Chart and figure data:
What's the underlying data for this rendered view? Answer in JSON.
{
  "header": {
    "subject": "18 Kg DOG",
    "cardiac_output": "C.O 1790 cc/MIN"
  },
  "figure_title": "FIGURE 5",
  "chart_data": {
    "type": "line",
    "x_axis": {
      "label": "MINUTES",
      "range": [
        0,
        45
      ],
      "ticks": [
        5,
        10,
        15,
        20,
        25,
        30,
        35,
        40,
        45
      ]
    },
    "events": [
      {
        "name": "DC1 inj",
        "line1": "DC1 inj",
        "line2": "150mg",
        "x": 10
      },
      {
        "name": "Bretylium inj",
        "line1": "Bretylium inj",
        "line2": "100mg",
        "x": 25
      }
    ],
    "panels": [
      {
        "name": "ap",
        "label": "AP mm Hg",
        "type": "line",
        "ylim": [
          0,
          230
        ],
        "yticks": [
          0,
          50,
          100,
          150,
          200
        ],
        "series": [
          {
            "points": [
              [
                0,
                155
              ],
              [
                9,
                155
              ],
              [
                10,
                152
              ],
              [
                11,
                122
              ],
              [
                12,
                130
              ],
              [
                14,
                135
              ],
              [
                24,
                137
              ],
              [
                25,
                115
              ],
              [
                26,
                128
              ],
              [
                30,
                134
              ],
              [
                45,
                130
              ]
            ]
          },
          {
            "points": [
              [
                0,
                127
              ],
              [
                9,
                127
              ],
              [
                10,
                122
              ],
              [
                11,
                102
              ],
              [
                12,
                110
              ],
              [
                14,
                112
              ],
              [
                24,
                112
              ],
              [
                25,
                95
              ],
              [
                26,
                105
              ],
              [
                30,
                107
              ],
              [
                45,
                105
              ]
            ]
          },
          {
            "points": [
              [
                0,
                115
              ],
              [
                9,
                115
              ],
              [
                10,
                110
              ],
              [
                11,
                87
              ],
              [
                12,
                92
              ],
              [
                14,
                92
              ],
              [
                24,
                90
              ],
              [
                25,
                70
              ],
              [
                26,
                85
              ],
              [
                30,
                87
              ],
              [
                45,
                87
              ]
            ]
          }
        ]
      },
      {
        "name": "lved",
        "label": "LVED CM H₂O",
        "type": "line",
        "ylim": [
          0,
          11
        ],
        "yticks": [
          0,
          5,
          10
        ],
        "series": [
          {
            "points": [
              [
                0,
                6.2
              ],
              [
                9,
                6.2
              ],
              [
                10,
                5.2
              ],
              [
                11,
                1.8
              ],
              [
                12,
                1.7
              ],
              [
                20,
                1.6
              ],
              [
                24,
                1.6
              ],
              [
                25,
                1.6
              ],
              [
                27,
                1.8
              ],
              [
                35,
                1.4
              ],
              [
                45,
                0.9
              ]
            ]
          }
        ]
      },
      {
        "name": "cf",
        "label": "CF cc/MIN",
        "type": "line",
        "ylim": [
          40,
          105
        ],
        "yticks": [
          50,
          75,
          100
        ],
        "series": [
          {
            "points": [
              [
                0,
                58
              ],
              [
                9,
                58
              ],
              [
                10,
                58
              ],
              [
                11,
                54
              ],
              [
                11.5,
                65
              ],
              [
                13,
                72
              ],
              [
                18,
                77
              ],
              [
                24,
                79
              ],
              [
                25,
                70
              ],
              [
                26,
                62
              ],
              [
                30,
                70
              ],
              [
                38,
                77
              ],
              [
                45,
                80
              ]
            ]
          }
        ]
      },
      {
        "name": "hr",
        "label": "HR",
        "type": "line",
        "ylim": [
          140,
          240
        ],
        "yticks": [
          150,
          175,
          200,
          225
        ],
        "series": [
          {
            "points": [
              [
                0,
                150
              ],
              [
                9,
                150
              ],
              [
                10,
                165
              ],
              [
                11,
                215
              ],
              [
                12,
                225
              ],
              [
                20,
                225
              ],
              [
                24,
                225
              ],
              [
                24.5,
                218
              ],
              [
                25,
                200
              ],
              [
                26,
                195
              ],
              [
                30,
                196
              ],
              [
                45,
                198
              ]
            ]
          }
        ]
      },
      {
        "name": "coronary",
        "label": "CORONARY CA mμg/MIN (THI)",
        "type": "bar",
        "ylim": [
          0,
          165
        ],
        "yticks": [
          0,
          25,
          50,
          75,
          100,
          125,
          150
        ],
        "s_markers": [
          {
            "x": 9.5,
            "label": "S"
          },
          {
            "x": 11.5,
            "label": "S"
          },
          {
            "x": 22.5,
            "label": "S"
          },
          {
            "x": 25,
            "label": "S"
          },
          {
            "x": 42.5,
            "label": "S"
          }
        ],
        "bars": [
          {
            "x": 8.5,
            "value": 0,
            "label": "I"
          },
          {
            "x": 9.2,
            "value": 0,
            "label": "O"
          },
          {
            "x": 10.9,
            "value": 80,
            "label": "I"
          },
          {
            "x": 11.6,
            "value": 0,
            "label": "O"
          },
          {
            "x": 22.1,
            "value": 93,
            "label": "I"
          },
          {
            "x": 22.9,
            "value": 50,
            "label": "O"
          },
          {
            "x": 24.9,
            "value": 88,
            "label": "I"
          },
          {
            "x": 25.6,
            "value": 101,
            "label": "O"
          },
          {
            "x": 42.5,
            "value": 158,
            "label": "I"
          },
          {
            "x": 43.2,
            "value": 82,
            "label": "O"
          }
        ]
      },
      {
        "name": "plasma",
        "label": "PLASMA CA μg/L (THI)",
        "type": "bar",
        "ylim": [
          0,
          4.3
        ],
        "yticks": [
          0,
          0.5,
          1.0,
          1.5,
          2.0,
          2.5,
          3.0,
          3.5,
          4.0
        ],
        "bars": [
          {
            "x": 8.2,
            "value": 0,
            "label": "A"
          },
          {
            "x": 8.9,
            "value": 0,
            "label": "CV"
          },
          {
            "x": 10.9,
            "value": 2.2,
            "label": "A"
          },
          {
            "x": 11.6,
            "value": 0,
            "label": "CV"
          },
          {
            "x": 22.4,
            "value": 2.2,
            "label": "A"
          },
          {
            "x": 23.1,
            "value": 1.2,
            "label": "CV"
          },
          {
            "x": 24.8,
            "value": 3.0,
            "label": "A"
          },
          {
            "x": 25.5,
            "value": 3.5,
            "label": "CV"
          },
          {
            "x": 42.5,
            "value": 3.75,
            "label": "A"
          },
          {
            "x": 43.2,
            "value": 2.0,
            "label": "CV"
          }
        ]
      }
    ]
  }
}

EXERCISE DESCRIPTION
Reproduce the material verbatim, line by line.

EXERCISE OUTPUT
What's the underlying data for this rendered view? Answer in JSON.
{
  "header": {
    "subject": "18 Kg DOG",
    "cardiac_output": "C.O 1790 cc/MIN"
  },
  "figure_title": "FIGURE 5",
  "chart_data": {
    "type": "line",
    "x_axis": {
      "label": "MINUTES",
      "range": [
        0,
        45
      ],
      "ticks": [
        5,
        10,
        15,
        20,
        25,
        30,
        35,
        40,
        45
      ]
    },
    "events": [
      {
        "name": "DC1 inj",
        "line1": "DC1 inj",
        "line2": "150mg",
        "x": 10
      },
      {
        "name": "Bretylium inj",
        "line1": "Bretylium inj",
        "line2": "100mg",
        "x": 25
      }
    ],
    "panels": [
      {
        "name": "ap",
        "label": "AP mm Hg",
        "type": "line",
        "ylim": [
          0,
          230
        ],
        "yticks": [
          0,
          50,
          100,
          150,
          200
        ],
        "series": [
          {
            "points": [
              [
                0,
                155
              ],
              [
                9,
                155
              ],
              [
                10,
                152
              ],
              [
                11,
                122
              ],
              [
                12,
                130
              ],
              [
                14,
                135
              ],
              [
                24,
                137
              ],
              [
                25,
                115
              ],
              [
                26,
                128
              ],
              [
                30,
                134
              ],
              [
                45,
                130
              ]
            ]
          },
          {
            "points": [
              [
                0,
                127
              ],
              [
                9,
                127
              ],
              [
                10,
                122
              ],
              [
                11,
                102
              ],
              [
                12,
                110
              ],
              [
                14,
                112
              ],
              [
                24,
                112
              ],
              [
                25,
                95
              ],
              [
                26,
                105
              ],
              [
                30,
                107
              ],
              [
                45,
                105
              ]
            ]
          },
          {
            "points": [
              [
                0,
                115
              ],
              [
                9,
                115
              ],
              [
                10,
                110
              ],
              [
                11,
                87
              ],
              [
                12,
                92
              ],
              [
                14,
                92
              ],
              [
                24,
                90
              ],
              [
                25,
                70
              ],
              [
                26,
                85
              ],
              [
                30,
                87
              ],
              [
                45,
                87
              ]
            ]
          }
        ]
      },
      {
        "name": "lved",
        "label": "LVED CM H₂O",
        "type": "line",
        "ylim": [
          0,
          11
        ],
        "yticks": [
          0,
          5,
          10
        ],
        "series": [
          {
            "points": [
              [
                0,
                6.2
              ],
              [
                9,
                6.2
              ],
              [
                10,
                5.2
              ],
              [
                11,
                1.8
              ],
              [
                12,
                1.7
              ],
              [
                20,
                1.6
              ],
              [
                24,
                1.6
              ],
              [
                25,
                1.6
              ],
              [
                27,
                1.8
              ],
              [
                35,
                1.4
              ],
              [
                45,
                0.9
              ]
            ]
          }
        ]
      },
      {
        "name": "cf",
        "label": "CF cc/MIN",
        "type": "line",
        "ylim": [
          40,
          105
        ],
        "yticks": [
          50,
          75,
          100
        ],
        "series": [
          {
            "points": [
              [
                0,
                58
              ],
              [
                9,
                58
              ],
              [
                10,
                58
              ],
              [
                11,
                54
              ],
              [
                11.5,
                65
              ],
              [
                13,
                72
              ],
              [
                18,
                77
              ],
              [
                24,
                79
              ],
              [
                25,
                70
              ],
              [
                26,
                62
              ],
              [
                30,
                70
              ],
              [
                38,
                77
              ],
              [
                45,
                80
              ]
            ]
          }
        ]
      },
      {
        "name": "hr",
        "label": "HR",
        "type": "line",
        "ylim": [
          140,
          240
        ],
        "yticks": [
          150,
          175,
          200,
          225
        ],
        "series": [
          {
            "points": [
              [
                0,
                150
              ],
              [
                9,
                150
              ],
              [
                10,
                165
              ],
              [
                11,
                215
              ],
              [
                12,
                225
              ],
              [
                20,
                225
              ],
              [
                24,
                225
              ],
              [
                24.5,
                218
              ],
              [
                25,
                200
              ],
              [
                26,
                195
              ],
              [
                30,
                196
              ],
              [
                45,
                198
              ]
            ]
          }
        ]
      },
      {
        "name": "coronary",
        "label": "CORONARY CA mμg/MIN (THI)",
        "type": "bar",
        "ylim": [
          0,
          165
        ],
        "yticks": [
          0,
          25,
          50,
          75,
          100,
          125,
          150
        ],
        "s_markers": [
          {
            "x": 9.5,
            "label": "S"
          },
          {
            "x": 11.5,
            "label": "S"
          },
          {
            "x": 22.5,
            "label": "S"
          },
          {
            "x": 25,
            "label": "S"
          },
          {
            "x": 42.5,
            "label": "S"
          }
        ],
        "bars": [
          {
            "x": 8.5,
            "value": 0,
            "label": "I"
          },
          {
            "x": 9.2,
            "value": 0,
            "label": "O"
          },
          {
            "x": 10.9,
            "value": 80,
            "label": "I"
          },
          {
            "x": 11.6,
            "value": 0,
            "label": "O"
          },
          {
            "x": 22.1,
            "value": 93,
            "label": "I"
          },
          {
            "x": 22.9,
            "value": 50,
            "label": "O"
          },
          {
            "x": 24.9,
            "value": 88,
            "label": "I"
          },
          {
            "x": 25.6,
            "value": 101,
            "label": "O"
          },
          {
            "x": 42.5,
            "value": 158,
            "label": "I"
          },
          {
            "x": 43.2,
            "value": 82,
            "label": "O"
          }
        ]
      },
      {
        "name": "plasma",
        "label": "PLASMA CA μg/L (THI)",
        "type": "bar",
        "ylim": [
          0,
          4.3
        ],
        "yticks": [
          0,
          0.5,
          1.0,
          1.5,
          2.0,
          2.5,
          3.0,
          3.5,
          4.0
        ],
        "bars": [
          {
            "x": 8.2,
            "value": 0,
            "label": "A"
          },
          {
            "x": 8.9,
            "value": 0,
            "label": "CV"
          },
          {
            "x": 10.9,
            "value": 2.2,
            "label": "A"
          },
          {
            "x": 11.6,
            "value": 0,
            "label": "CV"
          },
          {
            "x": 22.4,
            "value": 2.2,
            "label": "A"
          },
          {
            "x": 23.1,
            "value": 1.2,
            "label": "CV"
          },
          {
            "x": 24.8,
            "value": 3.0,
            "label": "A"
          },
          {
            "x": 25.5,
            "value": 3.5,
            "label": "CV"
          },
          {
            "x": 42.5,
            "value": 3.75,
            "label": "A"
          },
          {
            "x": 43.2,
            "value": 2.0,
            "label": "CV"
          }
        ]
      }
    ]
  }
}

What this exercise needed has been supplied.